• [Task requirements] Repeat the material in full. Keep every line exactly as it is.
**** Provided data
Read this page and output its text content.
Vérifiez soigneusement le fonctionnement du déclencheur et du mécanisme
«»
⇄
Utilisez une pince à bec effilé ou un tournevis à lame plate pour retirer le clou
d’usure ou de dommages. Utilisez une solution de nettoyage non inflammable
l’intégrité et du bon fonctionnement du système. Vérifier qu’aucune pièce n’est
********
• [Response]
Read this page and output its text content.
Vérifiez soigneusement le fonctionnement du déclencheur et du mécanisme
«»
⇄
Utilisez une pince à bec effilé ou un tournevis à lame plate pour retirer le clou
d’usure ou de dommages. Utilisez une solution de nettoyage non inflammable
l’intégrité et du bon fonctionnement du système. Vérifier qu’aucune pièce n’est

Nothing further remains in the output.